Instructions to follow: Isolate every line in the data with the string "Telecom" and copy it.

Figure data in JSON
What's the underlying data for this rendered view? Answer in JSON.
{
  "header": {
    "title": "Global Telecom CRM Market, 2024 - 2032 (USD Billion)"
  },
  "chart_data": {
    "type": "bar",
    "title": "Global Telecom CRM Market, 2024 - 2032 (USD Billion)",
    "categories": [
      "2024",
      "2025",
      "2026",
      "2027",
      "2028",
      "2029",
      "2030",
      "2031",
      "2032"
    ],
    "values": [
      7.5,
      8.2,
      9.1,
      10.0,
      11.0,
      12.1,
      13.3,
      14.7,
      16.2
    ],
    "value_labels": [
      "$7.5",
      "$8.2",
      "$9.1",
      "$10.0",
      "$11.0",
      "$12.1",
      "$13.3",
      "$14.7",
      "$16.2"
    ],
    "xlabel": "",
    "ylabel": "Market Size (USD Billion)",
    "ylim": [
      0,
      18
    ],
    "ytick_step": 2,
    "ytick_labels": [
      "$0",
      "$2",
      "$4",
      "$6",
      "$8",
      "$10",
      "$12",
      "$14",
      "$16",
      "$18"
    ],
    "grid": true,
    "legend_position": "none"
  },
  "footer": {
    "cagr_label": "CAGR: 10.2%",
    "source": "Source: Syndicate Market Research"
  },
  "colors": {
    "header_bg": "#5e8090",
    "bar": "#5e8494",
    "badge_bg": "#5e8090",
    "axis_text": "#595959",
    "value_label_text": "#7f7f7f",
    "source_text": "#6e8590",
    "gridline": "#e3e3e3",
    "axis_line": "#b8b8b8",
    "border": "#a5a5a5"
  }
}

Solution to this task:
    "title": "Global Telecom CRM Market, 2024 - 2032 (USD Billion)"
    "title": "Global Telecom CRM Market, 2024 - 2032 (USD Billion)",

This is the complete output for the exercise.